[Recorded data]

▶

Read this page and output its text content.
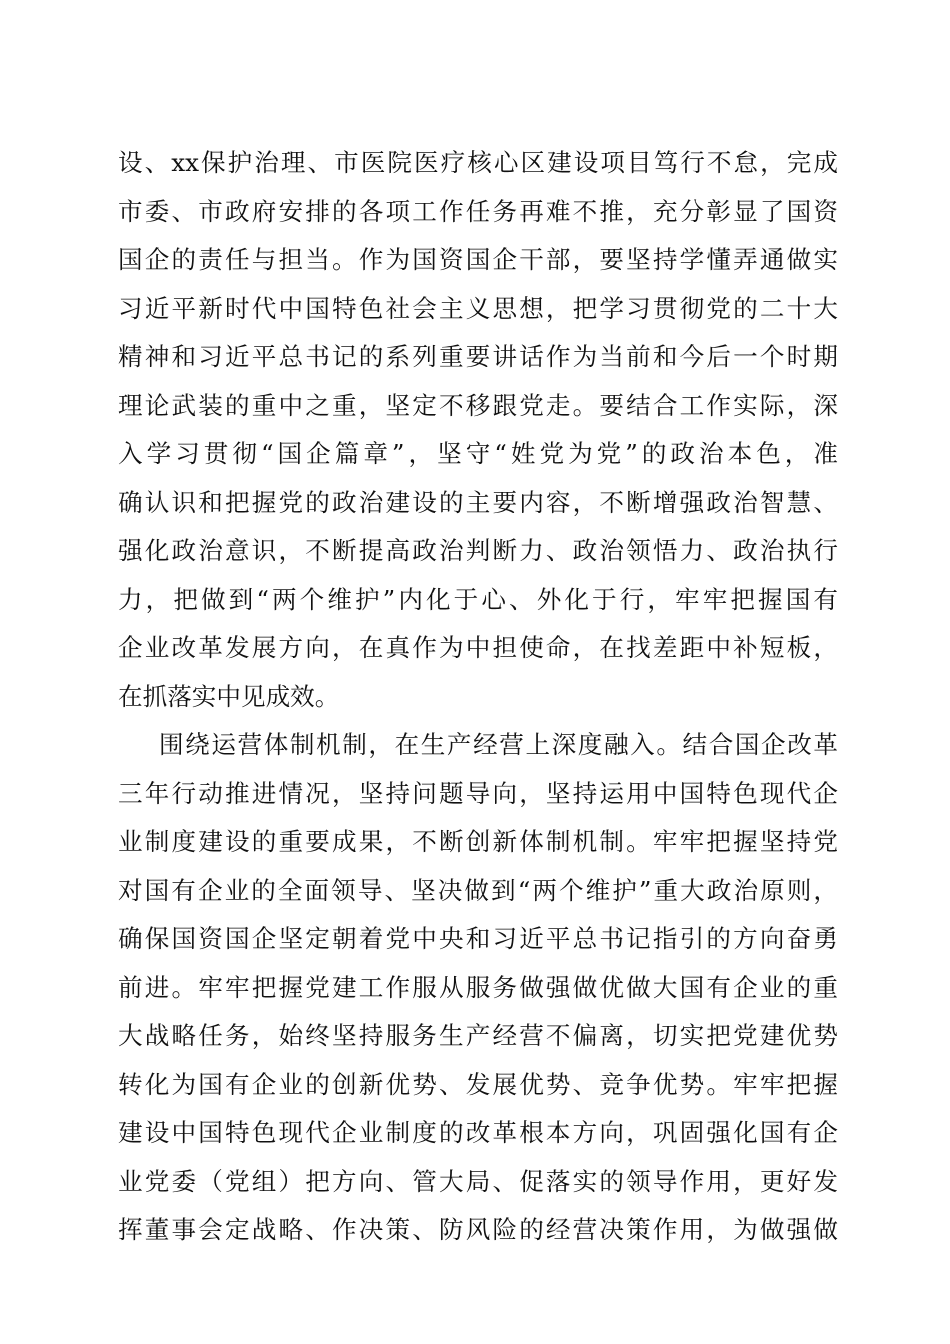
设、xx保护治理、市医院医疗核心区建设项目笃行不怠，完成
市委、市政府安排的各项工作任务再难不推，充分彰显了国资
国企的责任与担当。作为国资国企干部，要坚持学懂弄通做实
习近平新时代中国特色社会主义思想，把学习贯彻党的二十大
精神和习近平总书记的系列重要讲话作为当前和今后一个时期
理论武装的重中之重，坚定不移跟党走。要结合工作实际，深
入学习贯彻“国企篇章”，坚守“姓党为党”的政治本色，准
确认识和把握党的政治建设的主要内容，不断增强政治智慧、
强化政治意识，不断提高政治判断力、政治领悟力、政治执行
力，把做到“两个维护”内化于心、外化于行，牢牢把握国有
企业改革发展方向，在真作为中担使命，在找差距中补短板，
在抓落实中见成效。
围绕运营体制机制，在生产经营上深度融入。结合国企改革
三年行动推进情况，坚持问题导向，坚持运用中国特色现代企
业制度建设的重要成果，不断创新体制机制。牢牢把握坚持党
对国有企业的全面领导、坚决做到“两个维护”重大政治原则，
确保国资国企坚定朝着党中央和习近平总书记指引的方向奋勇
前进。牢牢把握党建工作服从服务做强做优做大国有企业的重
大战略任务，始终坚持服务生产经营不偏离，切实把党建优势
转化为国有企业的创新优势、发展优势、竞争优势。牢牢把握
建设中国特色现代企业制度的改革根本方向，巩固强化国有企
业党委（党组）把方向、管大局、促落实的领导作用，更好发
挥董事会定战略、作决策、防风险的经营决策作用，为做强做
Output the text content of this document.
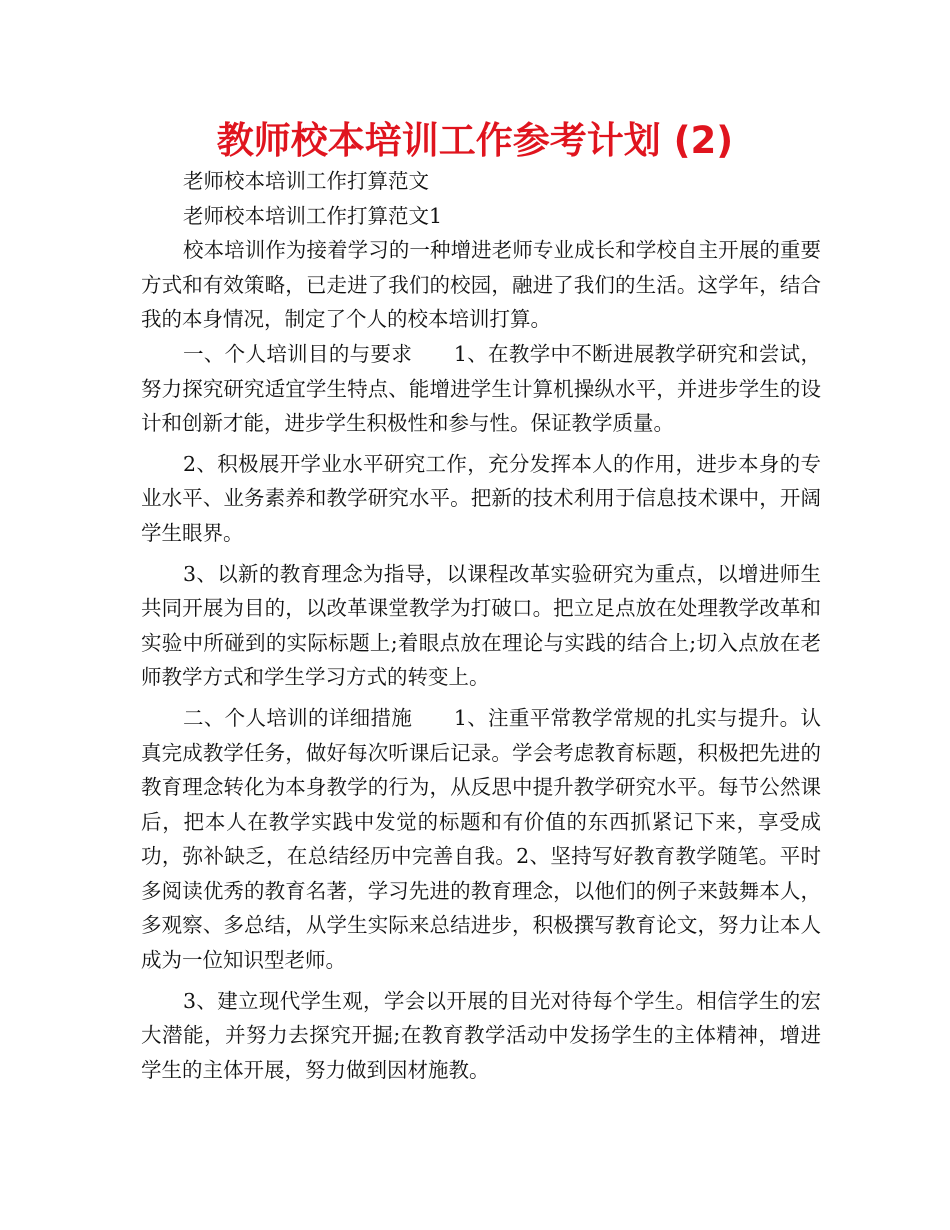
教师校本培训工作参考计划 (2)

老师校本培训工作打算范文

老师校本培训工作打算范文1

校本培训作为接着学习的一种增进老师专业成长和学校自主开展的重要方式和有效策略，已走进了我们的校园，融进了我们的生活。这学年，结合我的本身情况，制定了个人的校本培训打算。

一、个人培训目的与要求　　1、在教学中不断进展教学研究和尝试，努力探究研究适宜学生特点、能增进学生计算机操纵水平，并进步学生的设计和创新才能，进步学生积极性和参与性。保证教学质量。

2、积极展开学业水平研究工作，充分发挥本人的作用，进步本身的专业水平、业务素养和教学研究水平。把新的技术利用于信息技术课中，开阔学生眼界。

3、以新的教育理念为指导，以课程改革实验研究为重点，以增进师生共同开展为目的，以改革课堂教学为打破口。把立足点放在处理教学改革和实验中所碰到的实际标题上;着眼点放在理论与实践的结合上;切入点放在老师教学方式和学生学习方式的转变上。

二、个人培训的详细措施　　1、注重平常教学常规的扎实与提升。认真完成教学任务，做好每次听课后记录。学会考虑教育标题，积极把先进的教育理念转化为本身教学的行为，从反思中提升教学研究水平。每节公然课后，把本人在教学实践中发觉的标题和有价值的东西抓紧记下来，享受成功，弥补缺乏，在总结经历中完善自我。2、坚持写好教育教学随笔。平时多阅读优秀的教育名著，学习先进的教育理念，以他们的例子来鼓舞本人，多观察、多总结，从学生实际来总结进步，积极撰写教育论文，努力让本人成为一位知识型老师。

3、建立现代学生观，学会以开展的目光对待每个学生。相信学生的宏大潜能，并努力去探究开掘;在教育教学活动中发扬学生的主体精神，增进学生的主体开展，努力做到因材施教。
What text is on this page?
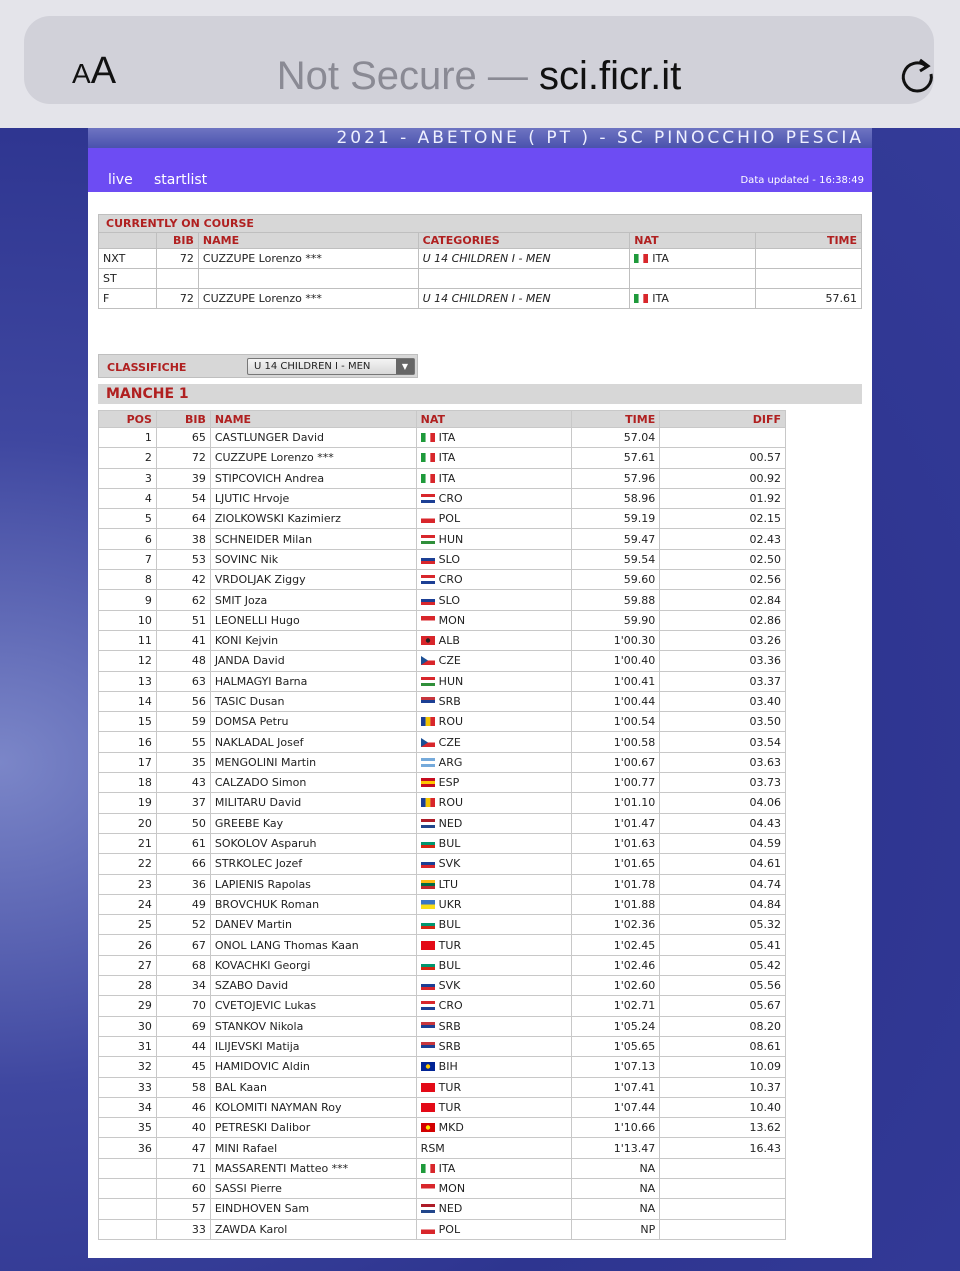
AA	Not Secure — sci.ficr.it
2021 - ABETONE ( PT ) - SC PINOCCHIO PESCIA
live startlist	Data updated - 16:38:49
CURRENTLY ON COURSE					
	BIB	NAME	CATEGORIES	NAT	TIME
NXT	72	CUZZUPE Lorenzo ***	U 14 CHILDREN I - MEN	ITA	
ST					
F	72	CUZZUPE Lorenzo ***	U 14 CHILDREN I - MEN	ITA	57.61
CLASSIFICHE	U 14 CHILDREN I - MEN	▼
MANCHE 1
POS	BIB	NAME	NAT	TIME	DIFF
1	65	CASTLUNGER David	ITA	57.04	
2	72	CUZZUPE Lorenzo ***	ITA	57.61	00.57
3	39	STIPCOVICH Andrea	ITA	57.96	00.92
4	54	LJUTIC Hrvoje	CRO	58.96	01.92
5	64	ZIOLKOWSKI Kazimierz	POL	59.19	02.15
6	38	SCHNEIDER Milan	HUN	59.47	02.43
7	53	SOVINC Nik	SLO	59.54	02.50
8	42	VRDOLJAK Ziggy	CRO	59.60	02.56
9	62	SMIT Joza	SLO	59.88	02.84
10	51	LEONELLI Hugo	MON	59.90	02.86
11	41	KONI Kejvin	ALB	1'00.30	03.26
12	48	JANDA David	CZE	1'00.40	03.36
13	63	HALMAGYI Barna	HUN	1'00.41	03.37
14	56	TASIC Dusan	SRB	1'00.44	03.40
15	59	DOMSA Petru	ROU	1'00.54	03.50
16	55	NAKLADAL Josef	CZE	1'00.58	03.54
17	35	MENGOLINI Martin	ARG	1'00.67	03.63
18	43	CALZADO Simon	ESP	1'00.77	03.73
19	37	MILITARU David	ROU	1'01.10	04.06
20	50	GREEBE Kay	NED	1'01.47	04.43
21	61	SOKOLOV Asparuh	BUL	1'01.63	04.59
22	66	STRKOLEC Jozef	SVK	1'01.65	04.61
23	36	LAPIENIS Rapolas	LTU	1'01.78	04.74
24	49	BROVCHUK Roman	UKR	1'01.88	04.84
25	52	DANEV Martin	BUL	1'02.36	05.32
26	67	ONOL LANG Thomas Kaan	TUR	1'02.45	05.41
27	68	KOVACHKI Georgi	BUL	1'02.46	05.42
28	34	SZABO David	SVK	1'02.60	05.56
29	70	CVETOJEVIC Lukas	CRO	1'02.71	05.67
30	69	STANKOV Nikola	SRB	1'05.24	08.20
31	44	ILIJEVSKI Matija	SRB	1'05.65	08.61
32	45	HAMIDOVIC Aldin	BIH	1'07.13	10.09
33	58	BAL Kaan	TUR	1'07.41	10.37
34	46	KOLOMITI NAYMAN Roy	TUR	1'07.44	10.40
35	40	PETRESKI Dalibor	MKD	1'10.66	13.62
36	47	MINI Rafael	RSM	1'13.47	16.43
	71	MASSARENTI Matteo ***	ITA	NA	
	60	SASSI Pierre	MON	NA	
	57	EINDHOVEN Sam	NED	NA	
	33	ZAWDA Karol	POL	NP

◀

• _What is expected_
Please transcribe the material above exactly as written. Leave the pictures out.

• _Full solution_
Read this page and output its text content.
设、xx保护治理、市医院医疗核心区建设项目笃行不怠，完成
市委、市政府安排的各项工作任务再难不推，充分彰显了国资
国企的责任与担当。作为国资国企干部，要坚持学懂弄通做实
习近平新时代中国特色社会主义思想，把学习贯彻党的二十大
精神和习近平总书记的系列重要讲话作为当前和今后一个时期
理论武装的重中之重，坚定不移跟党走。要结合工作实际，深
入学习贯彻“国企篇章”，坚守“姓党为党”的政治本色，准
确认识和把握党的政治建设的主要内容，不断增强政治智慧、
强化政治意识，不断提高政治判断力、政治领悟力、政治执行
力，把做到“两个维护”内化于心、外化于行，牢牢把握国有
企业改革发展方向，在真作为中担使命，在找差距中补短板，
在抓落实中见成效。
围绕运营体制机制，在生产经营上深度融入。结合国企改革
三年行动推进情况，坚持问题导向，坚持运用中国特色现代企
业制度建设的重要成果，不断创新体制机制。牢牢把握坚持党
对国有企业的全面领导、坚决做到“两个维护”重大政治原则，
确保国资国企坚定朝着党中央和习近平总书记指引的方向奋勇
前进。牢牢把握党建工作服从服务做强做优做大国有企业的重
大战略任务，始终坚持服务生产经营不偏离，切实把党建优势
转化为国有企业的创新优势、发展优势、竞争优势。牢牢把握
建设中国特色现代企业制度的改革根本方向，巩固强化国有企
业党委（党组）把方向、管大局、促落实的领导作用，更好发
挥董事会定战略、作决策、防风险的经营决策作用，为做强做
Output the text content of this document.
教师校本培训工作参考计划 (2)

老师校本培训工作打算范文

老师校本培训工作打算范文1

校本培训作为接着学习的一种增进老师专业成长和学校自主开展的重要方式和有效策略，已走进了我们的校园，融进了我们的生活。这学年，结合我的本身情况，制定了个人的校本培训打算。

一、个人培训目的与要求　　1、在教学中不断进展教学研究和尝试，努力探究研究适宜学生特点、能增进学生计算机操纵水平，并进步学生的设计和创新才能，进步学生积极性和参与性。保证教学质量。

2、积极展开学业水平研究工作，充分发挥本人的作用，进步本身的专业水平、业务素养和教学研究水平。把新的技术利用于信息技术课中，开阔学生眼界。

3、以新的教育理念为指导，以课程改革实验研究为重点，以增进师生共同开展为目的，以改革课堂教学为打破口。把立足点放在处理教学改革和实验中所碰到的实际标题上;着眼点放在理论与实践的结合上;切入点放在老师教学方式和学生学习方式的转变上。

二、个人培训的详细措施　　1、注重平常教学常规的扎实与提升。认真完成教学任务，做好每次听课后记录。学会考虑教育标题，积极把先进的教育理念转化为本身教学的行为，从反思中提升教学研究水平。每节公然课后，把本人在教学实践中发觉的标题和有价值的东西抓紧记下来，享受成功，弥补缺乏，在总结经历中完善自我。2、坚持写好教育教学随笔。平时多阅读优秀的教育名著，学习先进的教育理念，以他们的例子来鼓舞本人，多观察、多总结，从学生实际来总结进步，积极撰写教育论文，努力让本人成为一位知识型老师。

3、建立现代学生观，学会以开展的目光对待每个学生。相信学生的宏大潜能，并努力去探究开掘;在教育教学活动中发扬学生的主体精神，增进学生的主体开展，努力做到因材施教。
What text is on this page?
AA	Not Secure — sci.ficr.it
2021 - ABETONE ( PT ) - SC PINOCCHIO PESCIA
live startlist	Data updated - 16:38:49
CURRENTLY ON COURSE					
	BIB	NAME	CATEGORIES	NAT	TIME
NXT	72	CUZZUPE Lorenzo ***	U 14 CHILDREN I - MEN	ITA	
ST					
F	72	CUZZUPE Lorenzo ***	U 14 CHILDREN I - MEN	ITA	57.61
CLASSIFICHE	U 14 CHILDREN I - MEN	▼
MANCHE 1
POS	BIB	NAME	NAT	TIME	DIFF
1	65	CASTLUNGER David	ITA	57.04	
2	72	CUZZUPE Lorenzo ***	ITA	57.61	00.57
3	39	STIPCOVICH Andrea	ITA	57.96	00.92
4	54	LJUTIC Hrvoje	CRO	58.96	01.92
5	64	ZIOLKOWSKI Kazimierz	POL	59.19	02.15
6	38	SCHNEIDER Milan	HUN	59.47	02.43
7	53	SOVINC Nik	SLO	59.54	02.50
8	42	VRDOLJAK Ziggy	CRO	59.60	02.56
9	62	SMIT Joza	SLO	59.88	02.84
10	51	LEONELLI Hugo	MON	59.90	02.86
11	41	KONI Kejvin	ALB	1'00.30	03.26
12	48	JANDA David	CZE	1'00.40	03.36
13	63	HALMAGYI Barna	HUN	1'00.41	03.37
14	56	TASIC Dusan	SRB	1'00.44	03.40
15	59	DOMSA Petru	ROU	1'00.54	03.50
16	55	NAKLADAL Josef	CZE	1'00.58	03.54
17	35	MENGOLINI Martin	ARG	1'00.67	03.63
18	43	CALZADO Simon	ESP	1'00.77	03.73
19	37	MILITARU David	ROU	1'01.10	04.06
20	50	GREEBE Kay	NED	1'01.47	04.43
21	61	SOKOLOV Asparuh	BUL	1'01.63	04.59
22	66	STRKOLEC Jozef	SVK	1'01.65	04.61
23	36	LAPIENIS Rapolas	LTU	1'01.78	04.74
24	49	BROVCHUK Roman	UKR	1'01.88	04.84
25	52	DANEV Martin	BUL	1'02.36	05.32
26	67	ONOL LANG Thomas Kaan	TUR	1'02.45	05.41
27	68	KOVACHKI Georgi	BUL	1'02.46	05.42
28	34	SZABO David	SVK	1'02.60	05.56
29	70	CVETOJEVIC Lukas	CRO	1'02.71	05.67
30	69	STANKOV Nikola	SRB	1'05.24	08.20
31	44	ILIJEVSKI Matija	SRB	1'05.65	08.61
32	45	HAMIDOVIC Aldin	BIH	1'07.13	10.09
33	58	BAL Kaan	TUR	1'07.41	10.37
34	46	KOLOMITI NAYMAN Roy	TUR	1'07.44	10.40
35	40	PETRESKI Dalibor	MKD	1'10.66	13.62
36	47	MINI Rafael	RSM	1'13.47	16.43
	71	MASSARENTI Matteo ***	ITA	NA	
	60	SASSI Pierre	MON	NA	
	57	EINDHOVEN Sam	NED	NA	
	33	ZAWDA Karol	POL	NP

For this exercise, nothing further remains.